[Lines of data]

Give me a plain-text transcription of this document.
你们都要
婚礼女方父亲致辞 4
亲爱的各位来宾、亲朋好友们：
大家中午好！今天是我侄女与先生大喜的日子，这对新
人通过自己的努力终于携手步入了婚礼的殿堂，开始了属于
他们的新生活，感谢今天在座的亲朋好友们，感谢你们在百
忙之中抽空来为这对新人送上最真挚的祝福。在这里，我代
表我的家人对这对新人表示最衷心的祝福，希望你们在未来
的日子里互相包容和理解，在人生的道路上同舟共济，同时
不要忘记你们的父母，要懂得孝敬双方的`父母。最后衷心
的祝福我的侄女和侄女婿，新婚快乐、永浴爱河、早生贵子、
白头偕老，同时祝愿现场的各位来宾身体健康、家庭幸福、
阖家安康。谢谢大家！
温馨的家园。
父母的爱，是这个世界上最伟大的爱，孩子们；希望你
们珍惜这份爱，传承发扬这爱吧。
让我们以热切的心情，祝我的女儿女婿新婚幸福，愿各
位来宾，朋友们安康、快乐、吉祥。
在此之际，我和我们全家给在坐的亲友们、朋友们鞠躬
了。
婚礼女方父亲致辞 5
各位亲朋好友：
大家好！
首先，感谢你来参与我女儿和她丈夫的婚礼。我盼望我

---

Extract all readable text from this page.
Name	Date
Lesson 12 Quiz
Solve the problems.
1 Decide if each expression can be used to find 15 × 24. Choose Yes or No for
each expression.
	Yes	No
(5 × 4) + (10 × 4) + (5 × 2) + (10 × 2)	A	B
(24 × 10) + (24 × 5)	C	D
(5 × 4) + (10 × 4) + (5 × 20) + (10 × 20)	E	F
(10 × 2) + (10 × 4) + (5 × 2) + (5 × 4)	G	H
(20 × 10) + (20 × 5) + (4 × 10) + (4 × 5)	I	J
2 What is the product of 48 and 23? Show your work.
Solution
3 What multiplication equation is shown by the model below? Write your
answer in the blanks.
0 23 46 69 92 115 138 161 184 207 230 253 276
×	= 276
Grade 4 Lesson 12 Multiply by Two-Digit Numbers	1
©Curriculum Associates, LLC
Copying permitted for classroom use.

§ **Exercise instructions**
From the records, copy every line that has the string "each" in it.

§ **Expected answer**
1 Decide if each expression can be used to find 15 × 24. Choose Yes or No for
each expression.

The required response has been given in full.